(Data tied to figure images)

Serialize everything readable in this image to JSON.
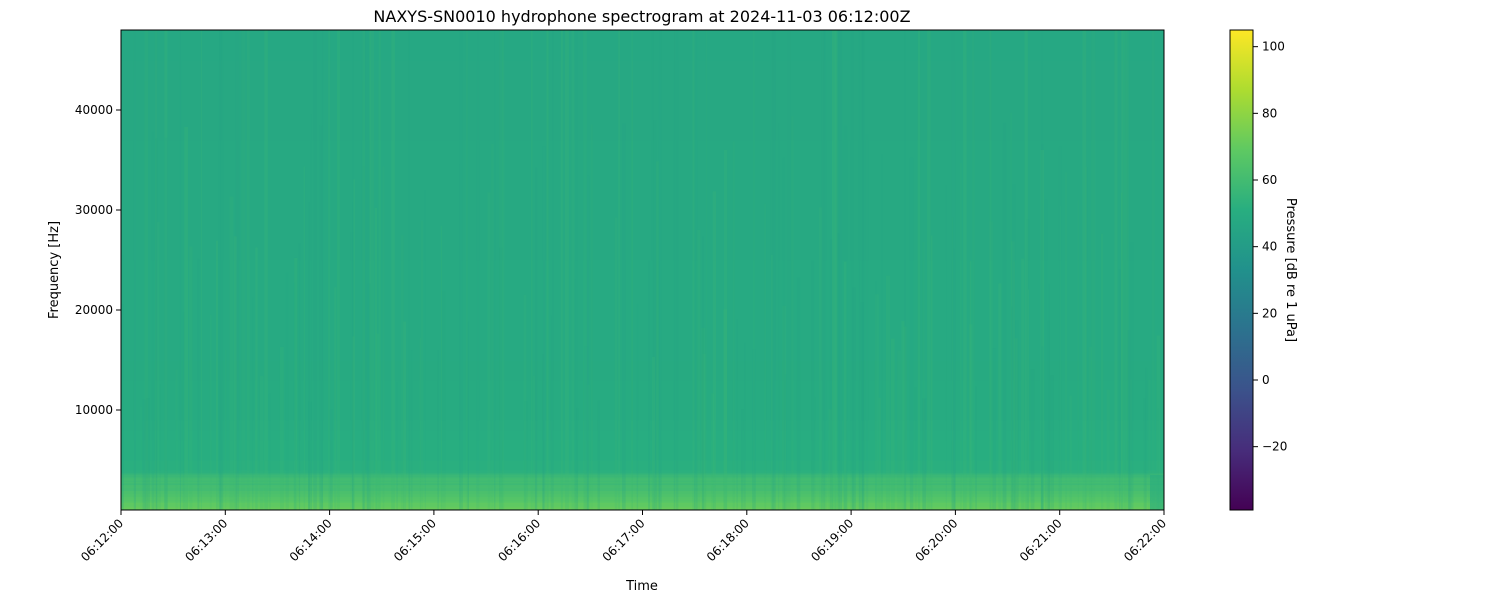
{
  "chart_data": {
    "type": "heatmap",
    "title": "NAXYS-SN0010 hydrophone spectrogram at 2024-11-03 06:12:00Z",
    "xlabel": "Time",
    "ylabel": "Frequency [Hz]",
    "colorbar_label": "Pressure [dB re 1 uPa]",
    "colormap": "viridis",
    "xlim": [
      "06:12:00",
      "06:22:00"
    ],
    "ylim": [
      0,
      48000
    ],
    "clim": [
      -39,
      105
    ],
    "x_ticks": [
      "06:12:00",
      "06:13:00",
      "06:14:00",
      "06:15:00",
      "06:16:00",
      "06:17:00",
      "06:18:00",
      "06:19:00",
      "06:20:00",
      "06:21:00",
      "06:22:00"
    ],
    "y_ticks": [
      10000,
      20000,
      30000,
      40000
    ],
    "y_tick_labels": [
      "10000",
      "20000",
      "30000",
      "40000"
    ],
    "colorbar_ticks": [
      -20,
      0,
      20,
      40,
      60,
      80,
      100
    ],
    "colorbar_tick_labels": [
      "−20",
      "0",
      "20",
      "40",
      "60",
      "80",
      "100"
    ],
    "frequency_profile": {
      "frequency_hz": [
        0,
        500,
        1000,
        2000,
        3500,
        3700,
        8000,
        10000,
        48000
      ],
      "level_db": [
        70,
        70,
        66,
        61,
        58,
        52,
        50,
        49,
        47
      ]
    },
    "grid": false
  }
}
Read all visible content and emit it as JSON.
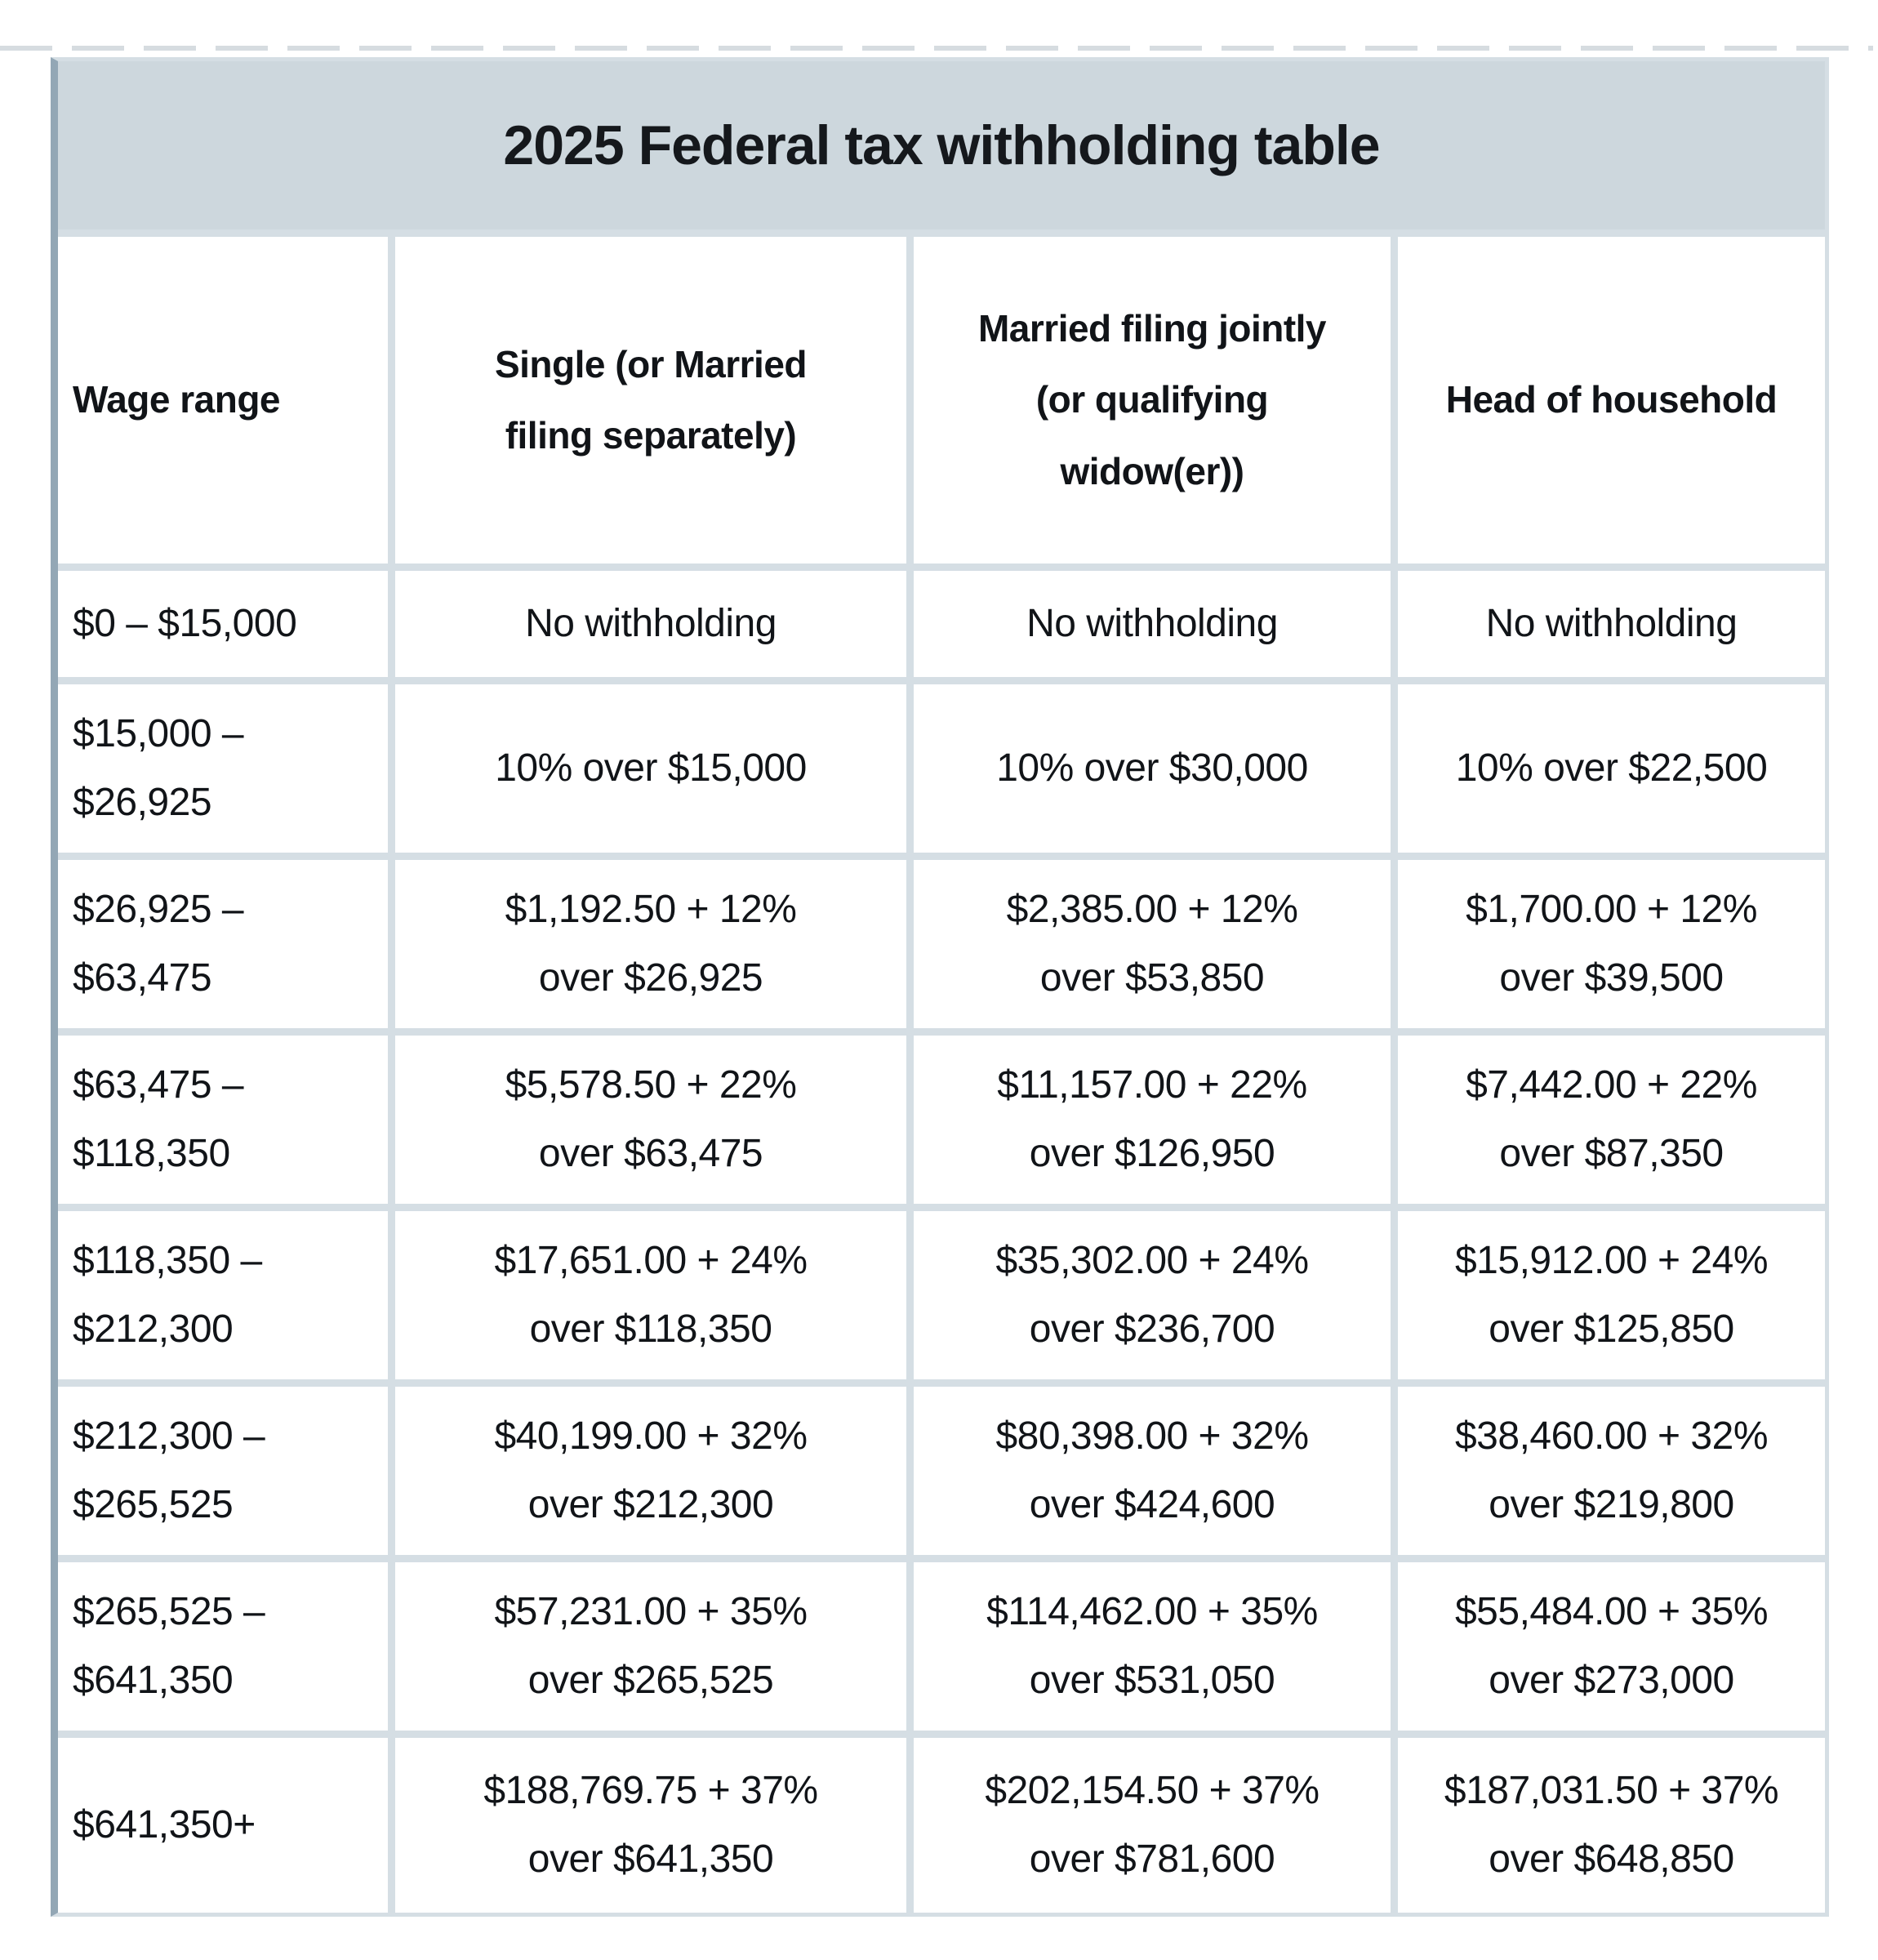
{
  "title": "2025 Federal tax withholding table",
  "table": {
    "columns": [
      "Wage range",
      "Single (or Married\nfiling separately)",
      "Married filing jointly\n(or qualifying\nwidow(er))",
      "Head of household"
    ],
    "rows": [
      [
        "$0 – $15,000",
        "No withholding",
        "No withholding",
        "No withholding"
      ],
      [
        "$15,000 –\n$26,925",
        "10% over $15,000",
        "10% over $30,000",
        "10% over $22,500"
      ],
      [
        "$26,925 –\n$63,475",
        "$1,192.50 + 12%\nover $26,925",
        "$2,385.00 + 12%\nover $53,850",
        "$1,700.00 + 12%\nover $39,500"
      ],
      [
        "$63,475 –\n$118,350",
        "$5,578.50 + 22%\nover $63,475",
        "$11,157.00 + 22%\nover $126,950",
        "$7,442.00 + 22%\nover $87,350"
      ],
      [
        "$118,350 –\n$212,300",
        "$17,651.00 + 24%\nover $118,350",
        "$35,302.00 + 24%\nover $236,700",
        "$15,912.00 + 24%\nover $125,850"
      ],
      [
        "$212,300 –\n$265,525",
        "$40,199.00 + 32%\nover $212,300",
        "$80,398.00 + 32%\nover $424,600",
        "$38,460.00 + 32%\nover $219,800"
      ],
      [
        "$265,525 –\n$641,350",
        "$57,231.00 + 35%\nover $265,525",
        "$114,462.00 + 35%\nover $531,050",
        "$55,484.00 + 35%\nover $273,000"
      ],
      [
        "$641,350+",
        "$188,769.75 + 37%\nover $641,350",
        "$202,154.50 + 37%\nover $781,600",
        "$187,031.50 + 37%\nover $648,850"
      ]
    ]
  },
  "colors": {
    "title_band_bg": "#cdd7dd",
    "grid_line": "#d5dee4",
    "left_edge": "#93a7b5",
    "cell_bg": "#ffffff",
    "text": "#111418"
  }
}
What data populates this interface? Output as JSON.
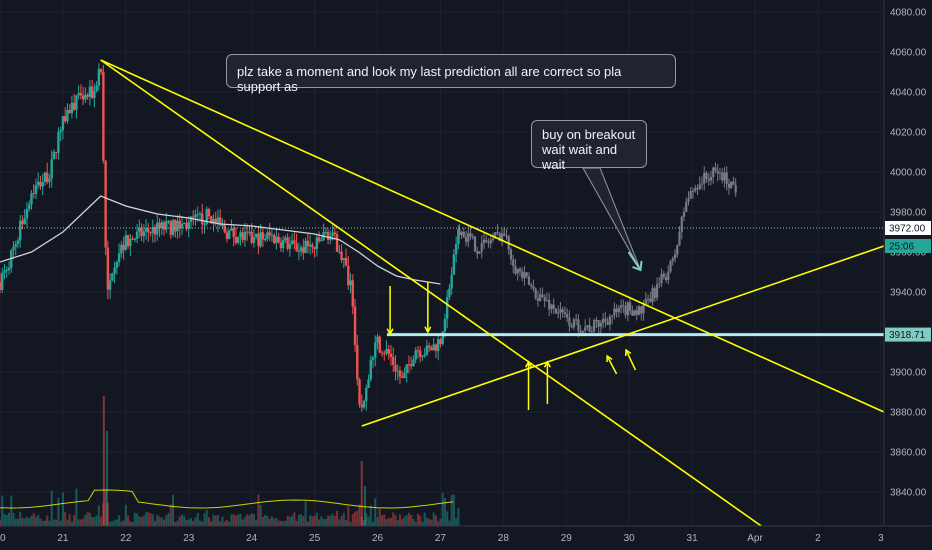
{
  "chart_data": {
    "type": "candlestick",
    "title": "",
    "y_axis": {
      "ticks": [
        3840,
        3860,
        3880,
        3900,
        3920,
        3940,
        3960,
        3980,
        4000,
        4020,
        4040,
        4060,
        4080
      ],
      "tick_labels": [
        "3840.00",
        "3860.00",
        "3880.00",
        "3900.00",
        "3920.00",
        "3940.00",
        "3960.00",
        "3980.00",
        "4000.00",
        "4020.00",
        "4040.00",
        "4060.00",
        "4080.00"
      ],
      "ylim": [
        3823,
        4086
      ]
    },
    "x_axis": {
      "tick_labels": [
        "20",
        "21",
        "22",
        "23",
        "24",
        "25",
        "26",
        "27",
        "28",
        "29",
        "30",
        "31",
        "Apr",
        "2",
        "3"
      ],
      "tick_days": [
        20,
        21,
        22,
        23,
        24,
        25,
        26,
        27,
        28,
        29,
        30,
        31,
        32,
        33,
        34
      ],
      "xlim": [
        20,
        34.05
      ]
    },
    "price_tags": [
      {
        "label": "3972.00",
        "value": 3972,
        "color": "#ffffff"
      },
      {
        "label": "3918.71",
        "value": 3918.71,
        "color": "#80cbc4"
      },
      {
        "label": "25:06",
        "value": 3963,
        "color": "#26a69a"
      }
    ],
    "actual_price": {
      "anchors": [
        [
          20,
          3945
        ],
        [
          20.2,
          3960
        ],
        [
          20.5,
          3990
        ],
        [
          20.8,
          4000
        ],
        [
          21.0,
          4028
        ],
        [
          21.2,
          4035
        ],
        [
          21.5,
          4040
        ],
        [
          21.6,
          4056
        ],
        [
          21.65,
          4000
        ],
        [
          21.7,
          3935
        ],
        [
          21.8,
          3955
        ],
        [
          22.0,
          3965
        ],
        [
          22.3,
          3970
        ],
        [
          22.6,
          3972
        ],
        [
          23.0,
          3974
        ],
        [
          23.3,
          3978
        ],
        [
          23.6,
          3970
        ],
        [
          24.0,
          3966
        ],
        [
          24.3,
          3968
        ],
        [
          24.7,
          3962
        ],
        [
          25.0,
          3962
        ],
        [
          25.2,
          3970
        ],
        [
          25.4,
          3962
        ],
        [
          25.6,
          3940
        ],
        [
          25.7,
          3880
        ],
        [
          25.8,
          3885
        ],
        [
          25.9,
          3905
        ],
        [
          26.0,
          3915
        ],
        [
          26.2,
          3908
        ],
        [
          26.4,
          3895
        ],
        [
          26.6,
          3912
        ],
        [
          26.8,
          3910
        ],
        [
          27.0,
          3916
        ],
        [
          27.3,
          3972
        ]
      ],
      "up_color": "#26a69a",
      "down_color": "#ef5350"
    },
    "projected_price": {
      "anchors": [
        [
          27.3,
          3972
        ],
        [
          27.6,
          3962
        ],
        [
          28.0,
          3970
        ],
        [
          28.2,
          3952
        ],
        [
          28.5,
          3940
        ],
        [
          28.8,
          3932
        ],
        [
          29.1,
          3924
        ],
        [
          29.4,
          3922
        ],
        [
          29.7,
          3928
        ],
        [
          30.0,
          3932
        ],
        [
          30.2,
          3930
        ],
        [
          30.4,
          3940
        ],
        [
          30.7,
          3955
        ],
        [
          30.9,
          3985
        ],
        [
          31.1,
          3995
        ],
        [
          31.4,
          4000
        ],
        [
          31.7,
          3992
        ]
      ],
      "color": "#787b86"
    },
    "moving_average": {
      "points": [
        [
          20,
          3955
        ],
        [
          20.5,
          3960
        ],
        [
          21.0,
          3970
        ],
        [
          21.6,
          3988
        ],
        [
          22.0,
          3983
        ],
        [
          22.5,
          3979
        ],
        [
          23.0,
          3977
        ],
        [
          23.5,
          3974
        ],
        [
          24.0,
          3973
        ],
        [
          24.5,
          3971
        ],
        [
          25.0,
          3969
        ],
        [
          25.4,
          3966
        ],
        [
          25.7,
          3960
        ],
        [
          26.0,
          3953
        ],
        [
          26.3,
          3948
        ],
        [
          26.6,
          3946
        ],
        [
          27.0,
          3944
        ]
      ],
      "color": "#d1d4dc"
    },
    "trendlines": [
      {
        "from": [
          21.6,
          4056
        ],
        "to": [
          32.1,
          3823
        ],
        "color": "#ffff00"
      },
      {
        "from": [
          21.6,
          4056
        ],
        "to": [
          34.05,
          3880
        ],
        "color": "#ffff00"
      },
      {
        "from": [
          25.75,
          3873
        ],
        "to": [
          34.05,
          3963
        ],
        "color": "#ffff00"
      }
    ],
    "support_line": {
      "from": [
        26.15,
        3918.71
      ],
      "to": [
        34.05,
        3918.71
      ],
      "color": "#b2ebf2"
    },
    "dotted_price_line": {
      "value": 3972,
      "color": "#80cbc4"
    },
    "arrows": [
      {
        "from": [
          26.2,
          3943
        ],
        "to": [
          26.2,
          3919
        ],
        "color": "#ffff00"
      },
      {
        "from": [
          26.8,
          3945
        ],
        "to": [
          26.8,
          3920
        ],
        "color": "#ffff00"
      },
      {
        "from": [
          28.4,
          3881
        ],
        "to": [
          28.4,
          3905
        ],
        "color": "#ffff00"
      },
      {
        "from": [
          28.7,
          3884
        ],
        "to": [
          28.7,
          3905
        ],
        "color": "#ffff00"
      },
      {
        "from": [
          29.8,
          3899
        ],
        "to": [
          29.65,
          3908
        ],
        "color": "#ffff00"
      },
      {
        "from": [
          30.1,
          3901
        ],
        "to": [
          29.95,
          3911
        ],
        "color": "#ffff00"
      }
    ],
    "volume": {
      "color_up": "#26a69a",
      "color_down": "#ef5350",
      "ma_color": "#ffff00"
    },
    "annotations": [
      {
        "id": "top",
        "text": "plz take a moment  and look my last prediction all are correct so pla support as"
      },
      {
        "id": "buy",
        "lines": [
          "buy on breakout",
          "wait wait and wait"
        ]
      }
    ],
    "callout_pointer": {
      "tip": [
        30.18,
        3951
      ],
      "color": "#80cbc4"
    }
  }
}
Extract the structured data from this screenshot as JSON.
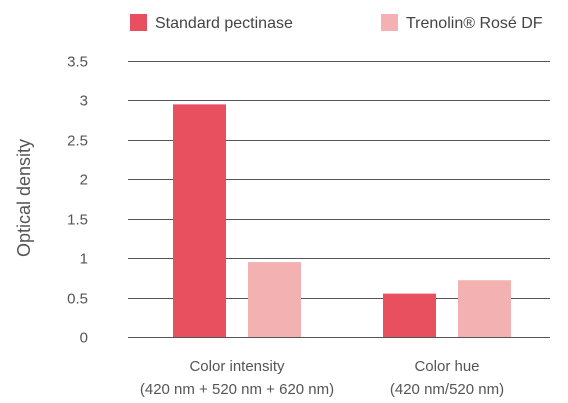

Problem statement: Find every line that has "value" in it, then return those lines.

Complete response:
        "value": 3972,
        "value": 3918.71,
        "value": 3963,
      "value": 3972,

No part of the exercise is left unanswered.